● Record excerpts:
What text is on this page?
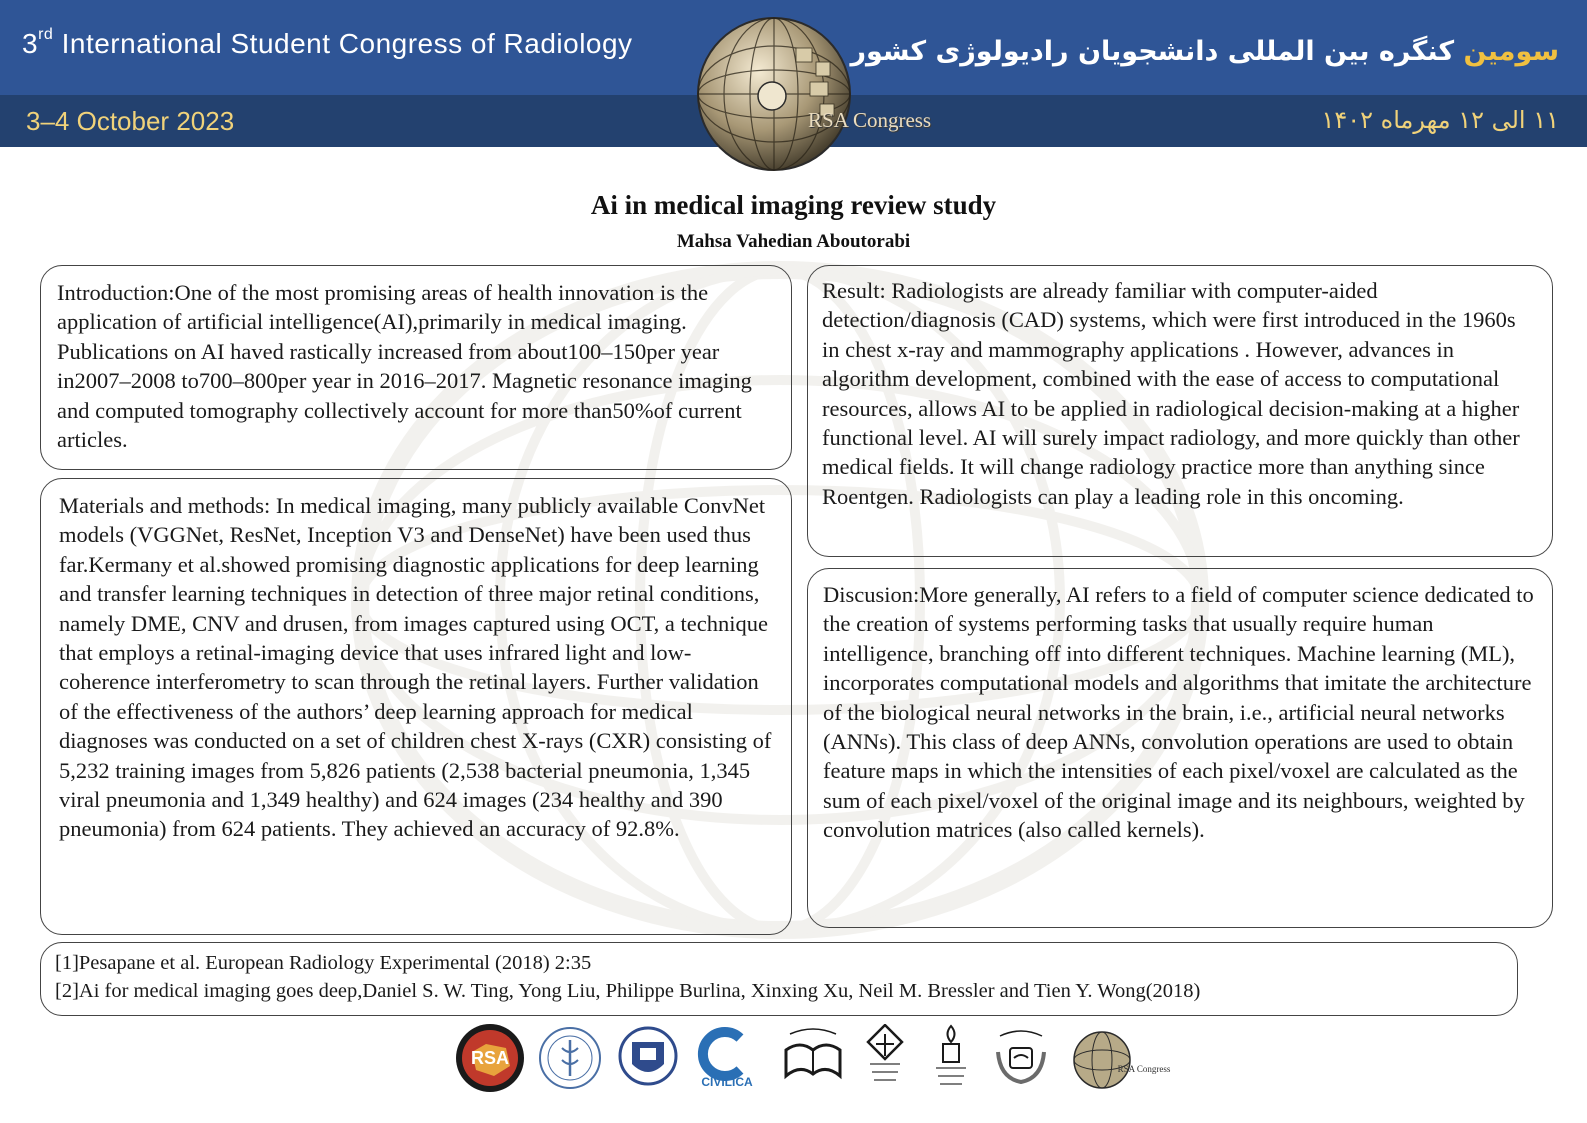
3rd International Student Congress of Radiology
3–4 October 2023
سومین کنگره بین المللی دانشجویان رادیولوژی کشور
۱۱ الی ۱۲ مهرماه ۱۴۰۲
RSA Congress
Ai in medical imaging review study
Mahsa Vahedian Aboutorabi

Introduction:One of the most promising areas of health innovation is the application of artificial intelligence(AI),primarily in medical imaging. Publications on AI haved rastically increased from about100–150per year in2007–2008 to700–800per year in 2016–2017. Magnetic resonance imaging and computed tomography collectively account for more than50%of current articles.

Materials and methods: In medical imaging, many publicly available ConvNet models (VGGNet, ResNet, Inception V3 and DenseNet) have been used thus far.Kermany et al.showed promising diagnostic applications for deep learning and transfer learning techniques in detection of three major retinal conditions, namely DME, CNV and drusen, from images captured using OCT, a technique that employs a retinal-imaging device that uses infrared light and low-coherence interferometry to scan through the retinal layers. Further validation of the effectiveness of the authors’ deep learning approach for medical diagnoses was conducted on a set of children chest X-rays (CXR) consisting of 5,232 training images from 5,826 patients (2,538 bacterial pneumonia, 1,345 viral pneumonia and 1,349 healthy) and 624 images (234 healthy and 390 pneumonia) from 624 patients. They achieved an accuracy of 92.8%.

Result: Radiologists are already familiar with computer-aided detection/diagnosis (CAD) systems, which were first introduced in the 1960s in chest x-ray and mammography applications . However, advances in algorithm development, combined with the ease of access to computational resources, allows AI to be applied in radiological decision-making at a higher functional level. AI will surely impact radiology, and more quickly than other medical fields. It will change radiology practice more than anything since Roentgen. Radiologists can play a leading role in this oncoming.

Discusion:More generally, AI refers to a field of computer science dedicated to the creation of systems performing tasks that usually require human intelligence, branching off into different techniques. Machine learning (ML), incorporates computational models and algorithms that imitate the architecture of the biological neural networks in the brain, i.e., artificial neural networks (ANNs). This class of deep ANNs, convolution operations are used to obtain feature maps in which the intensities of each pixel/voxel are calculated as the sum of each pixel/voxel of the original image and its neighbours, weighted by convolution matrices (also called kernels).

[1]Pesapane et al. European Radiology Experimental (2018) 2:35

[2]Ai for medical imaging goes deep,Daniel S. W. Ting, Yong Liu, Philippe Burlina, Xinxing Xu, Neil M. Bressler and Tien Y. Wong(2018)

RSA
CIVILICA
RSA Congress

● What is expected:
From the material above, set down each entry exactly, but exclude the pictures.

● Written response:
What text is on this page?
3rd International Student Congress of Radiology
3–4 October 2023
سومین کنگره بین المللی دانشجویان رادیولوژی کشور
۱۱ الی ۱۲ مهرماه ۱۴۰۲
RSA Congress
Ai in medical imaging review study
Mahsa Vahedian Aboutorabi

Introduction:One of the most promising areas of health innovation is the application of artificial intelligence(AI),primarily in medical imaging. Publications on AI haved rastically increased from about100–150per year in2007–2008 to700–800per year in 2016–2017. Magnetic resonance imaging and computed tomography collectively account for more than50%of current articles.

Materials and methods: In medical imaging, many publicly available ConvNet models (VGGNet, ResNet, Inception V3 and DenseNet) have been used thus far.Kermany et al.showed promising diagnostic applications for deep learning and transfer learning techniques in detection of three major retinal conditions, namely DME, CNV and drusen, from images captured using OCT, a technique that employs a retinal-imaging device that uses infrared light and low-coherence interferometry to scan through the retinal layers. Further validation of the effectiveness of the authors’ deep learning approach for medical diagnoses was conducted on a set of children chest X-rays (CXR) consisting of 5,232 training images from 5,826 patients (2,538 bacterial pneumonia, 1,345 viral pneumonia and 1,349 healthy) and 624 images (234 healthy and 390 pneumonia) from 624 patients. They achieved an accuracy of 92.8%.

Result: Radiologists are already familiar with computer-aided detection/diagnosis (CAD) systems, which were first introduced in the 1960s in chest x-ray and mammography applications . However, advances in algorithm development, combined with the ease of access to computational resources, allows AI to be applied in radiological decision-making at a higher functional level. AI will surely impact radiology, and more quickly than other medical fields. It will change radiology practice more than anything since Roentgen. Radiologists can play a leading role in this oncoming.

Discusion:More generally, AI refers to a field of computer science dedicated to the creation of systems performing tasks that usually require human intelligence, branching off into different techniques. Machine learning (ML), incorporates computational models and algorithms that imitate the architecture of the biological neural networks in the brain, i.e., artificial neural networks (ANNs). This class of deep ANNs, convolution operations are used to obtain feature maps in which the intensities of each pixel/voxel are calculated as the sum of each pixel/voxel of the original image and its neighbours, weighted by convolution matrices (also called kernels).

[1]Pesapane et al. European Radiology Experimental (2018) 2:35

[2]Ai for medical imaging goes deep,Daniel S. W. Ting, Yong Liu, Philippe Burlina, Xinxing Xu, Neil M. Bressler and Tien Y. Wong(2018)

RSA
CIVILICA
RSA Congress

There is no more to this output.